** begin Supplied material **
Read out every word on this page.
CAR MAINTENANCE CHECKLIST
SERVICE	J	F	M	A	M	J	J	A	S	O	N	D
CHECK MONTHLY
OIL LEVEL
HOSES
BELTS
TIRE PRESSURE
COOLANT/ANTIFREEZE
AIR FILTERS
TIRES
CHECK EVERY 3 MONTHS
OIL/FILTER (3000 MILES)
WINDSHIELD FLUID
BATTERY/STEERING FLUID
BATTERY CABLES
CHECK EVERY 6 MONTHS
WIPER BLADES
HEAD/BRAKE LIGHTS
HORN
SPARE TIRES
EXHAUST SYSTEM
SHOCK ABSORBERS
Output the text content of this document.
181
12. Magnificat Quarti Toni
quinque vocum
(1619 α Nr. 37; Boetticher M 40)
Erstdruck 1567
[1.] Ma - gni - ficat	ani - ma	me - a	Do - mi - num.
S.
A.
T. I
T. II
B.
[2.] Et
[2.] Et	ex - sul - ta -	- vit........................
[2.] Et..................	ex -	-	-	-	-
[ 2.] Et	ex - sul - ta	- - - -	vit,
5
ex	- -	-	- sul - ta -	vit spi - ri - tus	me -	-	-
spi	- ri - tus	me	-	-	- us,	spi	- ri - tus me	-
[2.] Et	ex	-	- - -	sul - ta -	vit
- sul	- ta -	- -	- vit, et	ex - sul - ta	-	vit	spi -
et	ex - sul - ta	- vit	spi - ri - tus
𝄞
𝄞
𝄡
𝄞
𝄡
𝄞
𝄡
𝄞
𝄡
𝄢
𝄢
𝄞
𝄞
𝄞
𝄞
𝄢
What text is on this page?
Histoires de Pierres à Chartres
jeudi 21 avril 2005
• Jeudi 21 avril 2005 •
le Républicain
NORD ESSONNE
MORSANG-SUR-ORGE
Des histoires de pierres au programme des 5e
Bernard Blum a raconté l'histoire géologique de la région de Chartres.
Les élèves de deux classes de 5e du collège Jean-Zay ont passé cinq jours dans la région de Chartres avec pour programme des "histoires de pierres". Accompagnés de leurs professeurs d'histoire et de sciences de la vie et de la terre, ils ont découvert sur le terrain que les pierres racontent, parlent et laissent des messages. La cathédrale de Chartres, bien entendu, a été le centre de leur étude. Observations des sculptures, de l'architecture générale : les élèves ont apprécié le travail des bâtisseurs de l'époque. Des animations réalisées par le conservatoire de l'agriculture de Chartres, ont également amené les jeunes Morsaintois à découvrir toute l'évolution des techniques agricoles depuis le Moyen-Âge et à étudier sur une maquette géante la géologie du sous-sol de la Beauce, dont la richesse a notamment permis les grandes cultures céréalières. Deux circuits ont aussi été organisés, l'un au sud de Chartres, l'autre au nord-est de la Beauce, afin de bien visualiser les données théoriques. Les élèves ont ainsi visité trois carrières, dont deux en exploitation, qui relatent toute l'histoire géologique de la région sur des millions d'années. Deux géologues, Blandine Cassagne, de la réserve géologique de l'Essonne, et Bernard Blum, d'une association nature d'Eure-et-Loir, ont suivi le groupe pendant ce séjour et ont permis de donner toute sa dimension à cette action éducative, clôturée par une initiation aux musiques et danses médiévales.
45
** end Supplied material **
Pick every line with "this" in it and copy it.

Read out every word on this page.
Output the text content of this document.
What text is on this page?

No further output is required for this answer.